§ PAGE EXTRACT:

The function `f(x)=sgn(x-1). Cot^(-1)[x-1]` is `([x] "denotes greatest integer function of x")`

To solve the problem, we need to analyze the function \( f(x) = \text{sgn}(x-1) \cdot \cot^{-1}(x-1) \) and determine its continuity, particularly at the point \( x = 1 \). ### Step-by-Step Solution: 1. **Understanding the Signum Function**: The signum function \( \text{sgn}(x-1) \) is defined as: - \( 1 \) if \( x > 1 \) - \( 0 \) if \( x = 1 \) - \( -1 \) if \( x < 1 \) 2. **Evaluating the Function at \( x = 1 \)**: We first find \( f(1) \): \[ f(1) = \text{sgn}(1-1) \cdot \cot^{-1}(1-1) = \text{sgn}(0) \cdot \cot^{-1}(0) = 0 \cdot \frac{\pi}{2} = 0 \] 3. **Finding the Right-Hand Limit as \( x \to 1^+ \)**: We calculate the limit from the right: \[ \lim_{x \to 1^+} f(x) = \lim_{x \to 1^+} \text{sgn}(x-1) \cdot \cot^{-1}(x-1) \] For \( x > 1 \), \( \text{sgn}(x-1) = 1 \): \[ \lim_{x \to 1^+} f(x) = 1 \cdot \cot^{-1}(0) = 1 \cdot \frac{\pi}{2} = \frac{\pi}{2} \] 4. **Finding the Left-Hand Limit as \( x \to 1^- \)**: Now we calculate the limit from the left: \[ \lim_{x \to 1^-} f(x) = \lim_{x \to 1^-} \text{sgn}(x-1) \cdot \cot^{-1}(x-1) \] For \( x < 1 \), \( \text{sgn}(x-1) = -1 \): \[ \lim_{x \to 1^-} f(x) = -1 \cdot \cot^{-1}(0) = -1 \cdot \frac{\pi}{2} = -\frac{\pi}{2} \] 5. **Conclusion on Continuity**: We compare the function value and the limits: - \( f(1) = 0 \) - \( \lim_{x \to 1^+} f(x) = \frac{\pi}{2} \) - \( \lim_{x \to 1^-} f(x) = -\frac{\pi}{2} \) Since \( f(1) \), \( \lim_{x \to 1^+} f(x) \), and \( \lim_{x \to 1^-} f(x) \) are not equal, the function \( f(x) \) is discontinuous at \( x = 1 \). ### Final Answer: The function \( f(x) \) is discontinuous at \( x = 1 \).

§ DATA SHOWN:
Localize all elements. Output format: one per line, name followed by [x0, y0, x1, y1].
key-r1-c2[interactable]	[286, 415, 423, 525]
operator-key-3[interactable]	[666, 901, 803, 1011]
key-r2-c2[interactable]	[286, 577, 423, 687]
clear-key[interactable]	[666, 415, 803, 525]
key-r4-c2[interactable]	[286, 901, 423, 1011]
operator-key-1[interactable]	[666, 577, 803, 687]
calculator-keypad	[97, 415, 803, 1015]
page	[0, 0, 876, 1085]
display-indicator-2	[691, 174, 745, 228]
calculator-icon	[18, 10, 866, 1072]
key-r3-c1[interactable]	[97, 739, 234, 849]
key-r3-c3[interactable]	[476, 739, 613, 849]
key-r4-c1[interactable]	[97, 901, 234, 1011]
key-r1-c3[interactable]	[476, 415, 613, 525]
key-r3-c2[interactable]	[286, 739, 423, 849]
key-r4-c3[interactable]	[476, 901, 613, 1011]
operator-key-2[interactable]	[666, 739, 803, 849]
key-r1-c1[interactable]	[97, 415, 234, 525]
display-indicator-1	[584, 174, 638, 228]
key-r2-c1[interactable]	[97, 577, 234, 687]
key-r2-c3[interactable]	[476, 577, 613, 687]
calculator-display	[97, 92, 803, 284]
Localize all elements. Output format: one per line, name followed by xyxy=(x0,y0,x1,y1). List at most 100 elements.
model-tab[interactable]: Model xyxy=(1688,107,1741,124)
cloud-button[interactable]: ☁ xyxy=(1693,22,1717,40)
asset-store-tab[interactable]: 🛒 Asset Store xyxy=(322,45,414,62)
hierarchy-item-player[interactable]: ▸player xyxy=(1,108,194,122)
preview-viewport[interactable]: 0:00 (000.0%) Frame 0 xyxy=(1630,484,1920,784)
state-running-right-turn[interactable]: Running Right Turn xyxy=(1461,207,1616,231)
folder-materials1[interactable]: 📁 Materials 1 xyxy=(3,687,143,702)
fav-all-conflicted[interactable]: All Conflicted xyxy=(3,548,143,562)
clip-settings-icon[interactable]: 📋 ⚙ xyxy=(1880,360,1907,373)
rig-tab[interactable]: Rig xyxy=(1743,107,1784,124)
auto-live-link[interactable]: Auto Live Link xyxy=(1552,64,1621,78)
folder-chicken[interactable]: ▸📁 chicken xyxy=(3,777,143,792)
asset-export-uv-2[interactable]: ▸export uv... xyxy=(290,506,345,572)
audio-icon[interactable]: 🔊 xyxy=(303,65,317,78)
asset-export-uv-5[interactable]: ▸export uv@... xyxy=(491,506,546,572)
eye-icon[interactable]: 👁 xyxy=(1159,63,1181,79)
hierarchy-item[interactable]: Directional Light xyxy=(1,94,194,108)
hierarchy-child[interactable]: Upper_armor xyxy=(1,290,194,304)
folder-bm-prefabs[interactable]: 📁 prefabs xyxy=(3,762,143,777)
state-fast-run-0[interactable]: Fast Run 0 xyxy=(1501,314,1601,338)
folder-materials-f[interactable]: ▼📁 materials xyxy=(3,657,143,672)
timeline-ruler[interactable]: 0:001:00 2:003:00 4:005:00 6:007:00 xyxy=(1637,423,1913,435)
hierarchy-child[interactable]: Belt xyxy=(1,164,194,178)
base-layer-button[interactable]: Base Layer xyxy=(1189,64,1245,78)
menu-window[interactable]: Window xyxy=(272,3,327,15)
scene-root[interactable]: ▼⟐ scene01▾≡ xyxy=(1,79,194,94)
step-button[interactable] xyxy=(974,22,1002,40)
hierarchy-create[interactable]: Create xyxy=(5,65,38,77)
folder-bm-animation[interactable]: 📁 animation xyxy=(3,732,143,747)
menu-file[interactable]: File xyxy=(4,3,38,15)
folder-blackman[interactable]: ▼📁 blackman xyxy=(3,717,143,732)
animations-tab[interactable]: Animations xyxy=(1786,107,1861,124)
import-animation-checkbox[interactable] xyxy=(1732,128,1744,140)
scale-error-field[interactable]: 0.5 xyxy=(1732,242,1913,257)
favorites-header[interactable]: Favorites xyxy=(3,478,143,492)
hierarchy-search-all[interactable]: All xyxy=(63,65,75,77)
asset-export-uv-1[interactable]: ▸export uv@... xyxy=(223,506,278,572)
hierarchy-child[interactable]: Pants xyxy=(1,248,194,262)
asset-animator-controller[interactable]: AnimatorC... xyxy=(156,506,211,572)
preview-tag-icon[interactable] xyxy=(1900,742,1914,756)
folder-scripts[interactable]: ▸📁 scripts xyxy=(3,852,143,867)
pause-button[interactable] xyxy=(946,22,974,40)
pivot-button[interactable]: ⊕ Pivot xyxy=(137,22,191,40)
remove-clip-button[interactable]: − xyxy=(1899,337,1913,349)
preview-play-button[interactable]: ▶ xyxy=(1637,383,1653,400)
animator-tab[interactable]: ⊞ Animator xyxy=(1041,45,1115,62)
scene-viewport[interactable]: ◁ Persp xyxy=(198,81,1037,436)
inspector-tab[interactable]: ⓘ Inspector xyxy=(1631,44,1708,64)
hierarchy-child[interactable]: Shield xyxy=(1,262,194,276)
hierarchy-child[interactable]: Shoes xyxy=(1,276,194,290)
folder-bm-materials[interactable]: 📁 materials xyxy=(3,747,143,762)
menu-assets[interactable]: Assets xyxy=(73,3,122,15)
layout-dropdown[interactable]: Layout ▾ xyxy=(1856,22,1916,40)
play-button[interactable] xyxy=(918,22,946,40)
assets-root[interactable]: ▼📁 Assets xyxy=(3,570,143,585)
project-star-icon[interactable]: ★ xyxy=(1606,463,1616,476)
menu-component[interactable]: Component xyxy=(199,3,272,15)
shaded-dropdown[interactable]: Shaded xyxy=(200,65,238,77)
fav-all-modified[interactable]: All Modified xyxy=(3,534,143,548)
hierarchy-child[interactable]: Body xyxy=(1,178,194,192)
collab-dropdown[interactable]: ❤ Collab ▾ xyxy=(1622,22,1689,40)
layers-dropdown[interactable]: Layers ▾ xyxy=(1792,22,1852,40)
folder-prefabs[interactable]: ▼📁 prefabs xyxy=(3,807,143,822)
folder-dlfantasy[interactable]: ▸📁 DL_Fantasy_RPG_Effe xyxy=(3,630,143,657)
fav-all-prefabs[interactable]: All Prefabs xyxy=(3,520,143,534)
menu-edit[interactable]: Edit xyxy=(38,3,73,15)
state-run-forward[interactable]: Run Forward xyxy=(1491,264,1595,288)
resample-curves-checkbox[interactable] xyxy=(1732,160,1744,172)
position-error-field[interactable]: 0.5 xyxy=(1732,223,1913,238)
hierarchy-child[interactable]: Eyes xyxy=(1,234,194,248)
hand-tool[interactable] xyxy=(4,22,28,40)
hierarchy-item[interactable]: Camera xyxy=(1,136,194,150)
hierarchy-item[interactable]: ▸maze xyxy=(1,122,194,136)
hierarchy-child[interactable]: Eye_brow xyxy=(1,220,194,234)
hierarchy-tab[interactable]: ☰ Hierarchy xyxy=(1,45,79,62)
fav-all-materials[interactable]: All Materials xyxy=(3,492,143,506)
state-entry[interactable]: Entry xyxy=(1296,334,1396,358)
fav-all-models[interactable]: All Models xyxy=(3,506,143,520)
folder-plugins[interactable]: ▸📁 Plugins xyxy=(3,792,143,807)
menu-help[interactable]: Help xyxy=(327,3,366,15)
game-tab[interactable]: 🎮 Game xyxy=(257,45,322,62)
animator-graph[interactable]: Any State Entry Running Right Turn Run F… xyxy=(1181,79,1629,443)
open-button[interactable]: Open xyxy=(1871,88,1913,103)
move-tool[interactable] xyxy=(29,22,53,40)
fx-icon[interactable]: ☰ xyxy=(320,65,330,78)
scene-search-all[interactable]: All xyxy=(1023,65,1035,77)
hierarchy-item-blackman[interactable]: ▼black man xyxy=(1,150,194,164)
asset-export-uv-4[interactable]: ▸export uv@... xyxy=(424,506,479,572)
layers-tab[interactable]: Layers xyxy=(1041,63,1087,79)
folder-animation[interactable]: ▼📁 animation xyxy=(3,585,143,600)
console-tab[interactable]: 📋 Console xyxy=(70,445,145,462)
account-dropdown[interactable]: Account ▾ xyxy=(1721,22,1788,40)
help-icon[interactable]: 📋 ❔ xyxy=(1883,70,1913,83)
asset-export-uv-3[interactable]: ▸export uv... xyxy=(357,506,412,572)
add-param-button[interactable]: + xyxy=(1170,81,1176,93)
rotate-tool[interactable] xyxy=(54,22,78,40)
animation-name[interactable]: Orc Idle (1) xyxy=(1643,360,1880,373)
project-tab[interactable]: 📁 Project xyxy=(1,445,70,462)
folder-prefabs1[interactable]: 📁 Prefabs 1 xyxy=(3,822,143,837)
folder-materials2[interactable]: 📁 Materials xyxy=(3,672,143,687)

§ YOUR OBJECTIVE:
For each of the following statements, say yes or no according to the worked solution on the continuity of f(x), and quote the exact words of the solution that decide it.
1. The value of the function at x = 1 is 0.
2. The signum function sgn(x-1) equals 1 when x is less than 1.
3. The function is found to be continuous at x = 1.

§ RESULT OF THIS TASK:
1. Yes: "\( f(1) = 0 \)"
2. No: "\( -1 \) if \( x < 1 \)"
3. No: "the function \( f(x) \) is discontinuous at \( x = 1 \)"